§ **Exercise brief**:
Print out each entry below exactly, please.

§ **Source material**:

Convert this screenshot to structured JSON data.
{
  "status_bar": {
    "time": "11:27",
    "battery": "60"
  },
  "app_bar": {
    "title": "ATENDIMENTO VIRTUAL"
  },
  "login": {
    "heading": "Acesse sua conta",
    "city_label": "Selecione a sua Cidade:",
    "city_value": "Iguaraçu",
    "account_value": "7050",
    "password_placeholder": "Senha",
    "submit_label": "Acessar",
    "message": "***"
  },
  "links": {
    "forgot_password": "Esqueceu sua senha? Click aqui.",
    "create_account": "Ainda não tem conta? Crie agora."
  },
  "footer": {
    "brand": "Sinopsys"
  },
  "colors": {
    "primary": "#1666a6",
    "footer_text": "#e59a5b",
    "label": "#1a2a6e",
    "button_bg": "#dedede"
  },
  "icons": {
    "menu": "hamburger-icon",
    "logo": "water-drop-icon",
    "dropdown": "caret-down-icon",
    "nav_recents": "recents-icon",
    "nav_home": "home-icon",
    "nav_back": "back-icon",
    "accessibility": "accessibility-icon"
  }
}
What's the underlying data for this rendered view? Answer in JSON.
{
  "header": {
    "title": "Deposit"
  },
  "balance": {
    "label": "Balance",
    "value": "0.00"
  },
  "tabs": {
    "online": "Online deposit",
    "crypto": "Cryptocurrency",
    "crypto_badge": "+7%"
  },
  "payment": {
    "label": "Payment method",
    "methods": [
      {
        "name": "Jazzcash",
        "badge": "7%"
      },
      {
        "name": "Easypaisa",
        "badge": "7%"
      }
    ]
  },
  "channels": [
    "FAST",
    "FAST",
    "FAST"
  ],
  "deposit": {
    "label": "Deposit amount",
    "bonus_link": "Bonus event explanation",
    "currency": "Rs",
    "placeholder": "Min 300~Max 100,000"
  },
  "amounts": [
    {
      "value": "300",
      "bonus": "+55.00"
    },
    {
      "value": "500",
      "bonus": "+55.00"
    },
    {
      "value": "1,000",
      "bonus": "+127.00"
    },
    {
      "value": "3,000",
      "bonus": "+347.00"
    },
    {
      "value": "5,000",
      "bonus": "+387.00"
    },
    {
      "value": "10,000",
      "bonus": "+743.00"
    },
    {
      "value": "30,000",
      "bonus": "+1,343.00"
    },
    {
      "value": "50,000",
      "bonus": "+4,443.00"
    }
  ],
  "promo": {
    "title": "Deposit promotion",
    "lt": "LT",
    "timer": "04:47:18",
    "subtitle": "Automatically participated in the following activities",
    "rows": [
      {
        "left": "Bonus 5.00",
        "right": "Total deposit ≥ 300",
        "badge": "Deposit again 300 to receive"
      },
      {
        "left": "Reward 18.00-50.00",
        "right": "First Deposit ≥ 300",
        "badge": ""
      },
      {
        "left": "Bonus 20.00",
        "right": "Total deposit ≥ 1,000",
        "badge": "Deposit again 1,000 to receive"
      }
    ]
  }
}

§ **Exercise output**:
Convert this screenshot to structured JSON data.
{
  "status_bar": {
    "time": "11:27",
    "battery": "60"
  },
  "app_bar": {
    "title": "ATENDIMENTO VIRTUAL"
  },
  "login": {
    "heading": "Acesse sua conta",
    "city_label": "Selecione a sua Cidade:",
    "city_value": "Iguaraçu",
    "account_value": "7050",
    "password_placeholder": "Senha",
    "submit_label": "Acessar",
    "message": "***"
  },
  "links": {
    "forgot_password": "Esqueceu sua senha? Click aqui.",
    "create_account": "Ainda não tem conta? Crie agora."
  },
  "footer": {
    "brand": "Sinopsys"
  },
  "colors": {
    "primary": "#1666a6",
    "footer_text": "#e59a5b",
    "label": "#1a2a6e",
    "button_bg": "#dedede"
  },
  "icons": {
    "menu": "hamburger-icon",
    "logo": "water-drop-icon",
    "dropdown": "caret-down-icon",
    "nav_recents": "recents-icon",
    "nav_home": "home-icon",
    "nav_back": "back-icon",
    "accessibility": "accessibility-icon"
  }
}
What's the underlying data for this rendered view? Answer in JSON.
{
  "header": {
    "title": "Deposit"
  },
  "balance": {
    "label": "Balance",
    "value": "0.00"
  },
  "tabs": {
    "online": "Online deposit",
    "crypto": "Cryptocurrency",
    "crypto_badge": "+7%"
  },
  "payment": {
    "label": "Payment method",
    "methods": [
      {
        "name": "Jazzcash",
        "badge": "7%"
      },
      {
        "name": "Easypaisa",
        "badge": "7%"
      }
    ]
  },
  "channels": [
    "FAST",
    "FAST",
    "FAST"
  ],
  "deposit": {
    "label": "Deposit amount",
    "bonus_link": "Bonus event explanation",
    "currency": "Rs",
    "placeholder": "Min 300~Max 100,000"
  },
  "amounts": [
    {
      "value": "300",
      "bonus": "+55.00"
    },
    {
      "value": "500",
      "bonus": "+55.00"
    },
    {
      "value": "1,000",
      "bonus": "+127.00"
    },
    {
      "value": "3,000",
      "bonus": "+347.00"
    },
    {
      "value": "5,000",
      "bonus": "+387.00"
    },
    {
      "value": "10,000",
      "bonus": "+743.00"
    },
    {
      "value": "30,000",
      "bonus": "+1,343.00"
    },
    {
      "value": "50,000",
      "bonus": "+4,443.00"
    }
  ],
  "promo": {
    "title": "Deposit promotion",
    "lt": "LT",
    "timer": "04:47:18",
    "subtitle": "Automatically participated in the following activities",
    "rows": [
      {
        "left": "Bonus 5.00",
        "right": "Total deposit ≥ 300",
        "badge": "Deposit again 300 to receive"
      },
      {
        "left": "Reward 18.00-50.00",
        "right": "First Deposit ≥ 300",
        "badge": ""
      },
      {
        "left": "Bonus 20.00",
        "right": "Total deposit ≥ 1,000",
        "badge": "Deposit again 1,000 to receive"
      }
    ]
  }
}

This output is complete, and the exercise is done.